*WHAT TO PRODUCE:* Every line below is to be copied exactly, with the pictures left out.

DATA SECTION Block Start

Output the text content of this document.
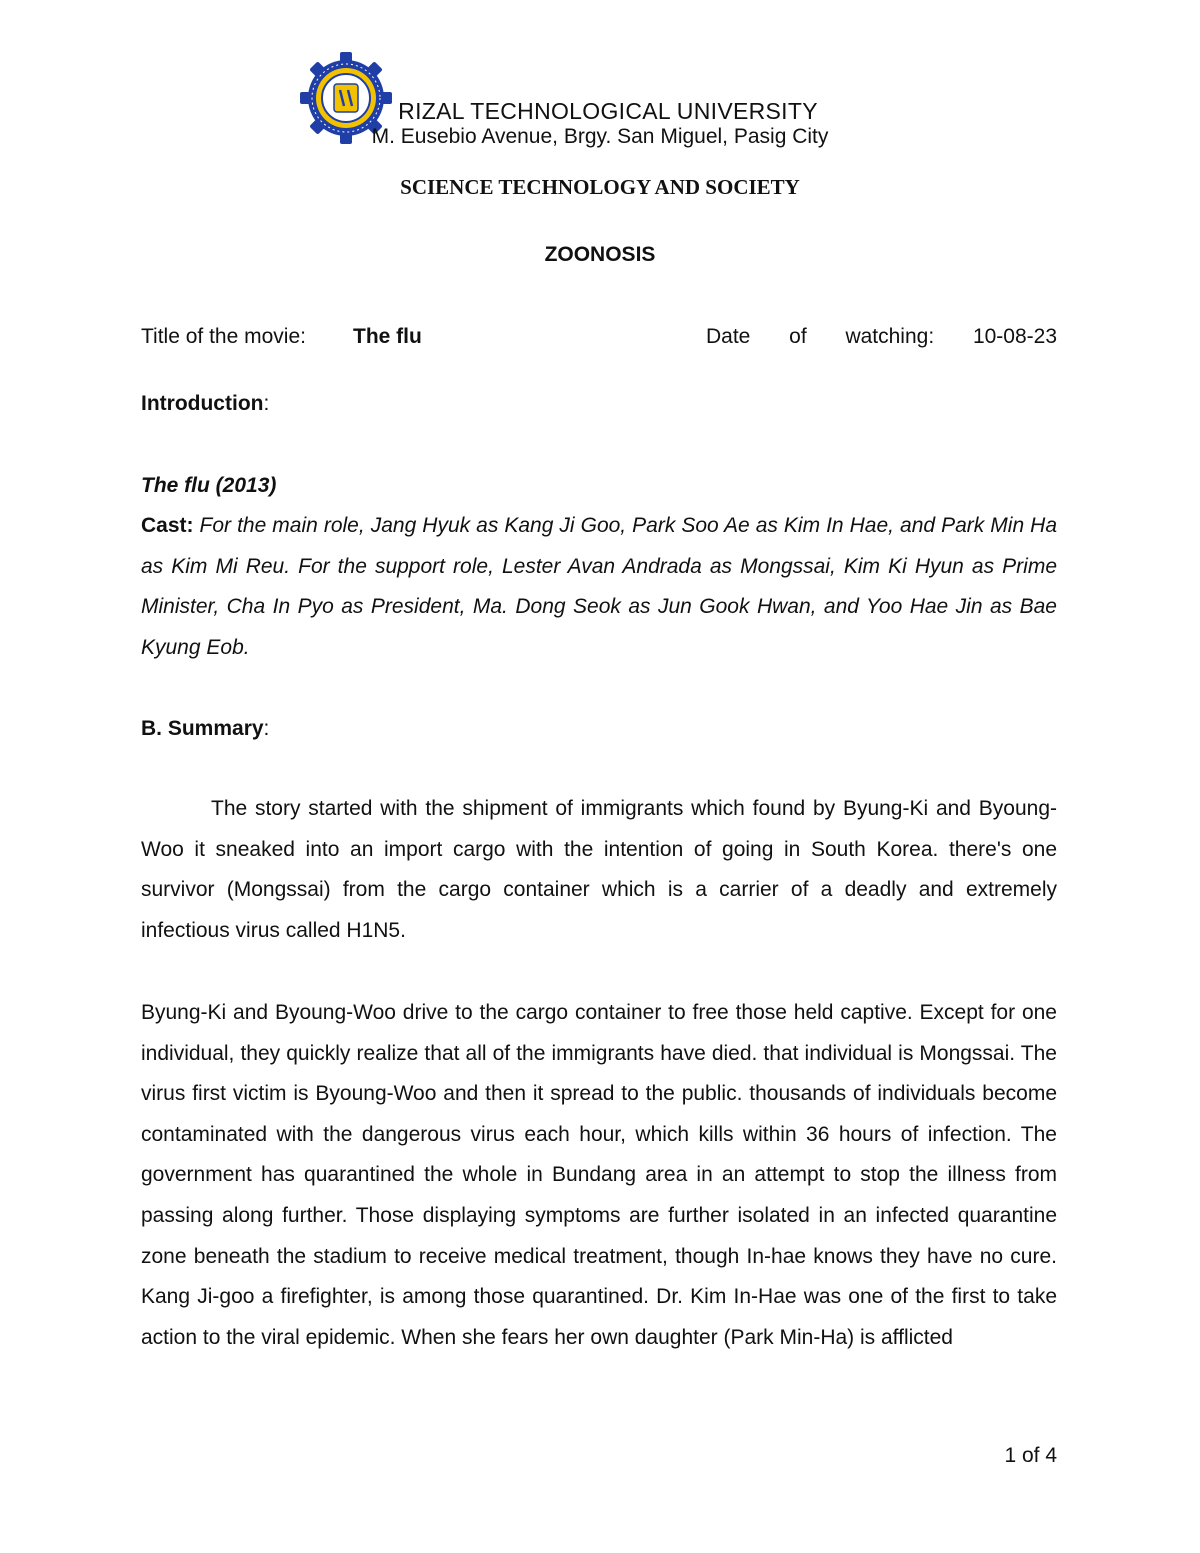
RIZAL TECHNOLOGICAL UNIVERSITY
M. Eusebio Avenue, Brgy. San Miguel, Pasig City
SCIENCE TECHNOLOGY AND SOCIETY
ZOONOSIS
Title of the movie: The flu	Date of watching: 10-08-23
Introduction:
The flu (2013)
Cast: For the main role, Jang Hyuk as Kang Ji Goo, Park Soo Ae as Kim In Hae, and Park Min Ha as Kim Mi Reu. For the support role, Lester Avan Andrada as Mongssai, Kim Ki Hyun as Prime Minister, Cha In Pyo as President, Ma. Dong Seok as Jun Gook Hwan, and Yoo Hae Jin as Bae Kyung Eob.
B. Summary:
The story started with the shipment of immigrants which found by Byung-Ki and Byoung-Woo it sneaked into an import cargo with the intention of going in South Korea. there's one survivor (Mongssai) from the cargo container which is a carrier of a deadly and extremely infectious virus called H1N5.
Byung-Ki and Byoung-Woo drive to the cargo container to free those held captive. Except for one individual, they quickly realize that all of the immigrants have died. that individual is Mongssai. The virus first victim is Byoung-Woo and then it spread to the public. thousands of individuals become contaminated with the dangerous virus each hour, which kills within 36 hours of infection. The government has quarantined the whole in Bundang area in an attempt to stop the illness from passing along further. Those displaying symptoms are further isolated in an infected quarantine zone beneath the stadium to receive medical treatment, though In-hae knows they have no cure. Kang Ji-goo a firefighter, is among those quarantined. Dr. Kim In-Hae was one of the first to take action to the viral epidemic. When she fears her own daughter (Park Min-Ha) is afflicted
1 of 4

DATA SECTION Block End

*SOLUTION:*
Output the text content of this document.
RIZAL TECHNOLOGICAL UNIVERSITY
M. Eusebio Avenue, Brgy. San Miguel, Pasig City
SCIENCE TECHNOLOGY AND SOCIETY
ZOONOSIS
Title of the movie: The flu	Date of watching: 10-08-23
Introduction:
The flu (2013)
Cast: For the main role, Jang Hyuk as Kang Ji Goo, Park Soo Ae as Kim In Hae, and Park Min Ha as Kim Mi Reu. For the support role, Lester Avan Andrada as Mongssai, Kim Ki Hyun as Prime Minister, Cha In Pyo as President, Ma. Dong Seok as Jun Gook Hwan, and Yoo Hae Jin as Bae Kyung Eob.
B. Summary:
The story started with the shipment of immigrants which found by Byung-Ki and Byoung-Woo it sneaked into an import cargo with the intention of going in South Korea. there's one survivor (Mongssai) from the cargo container which is a carrier of a deadly and extremely infectious virus called H1N5.
Byung-Ki and Byoung-Woo drive to the cargo container to free those held captive. Except for one individual, they quickly realize that all of the immigrants have died. that individual is Mongssai. The virus first victim is Byoung-Woo and then it spread to the public. thousands of individuals become contaminated with the dangerous virus each hour, which kills within 36 hours of infection. The government has quarantined the whole in Bundang area in an attempt to stop the illness from passing along further. Those displaying symptoms are further isolated in an infected quarantine zone beneath the stadium to receive medical treatment, though In-hae knows they have no cure. Kang Ji-goo a firefighter, is among those quarantined. Dr. Kim In-Hae was one of the first to take action to the viral epidemic. When she fears her own daughter (Park Min-Ha) is afflicted
1 of 4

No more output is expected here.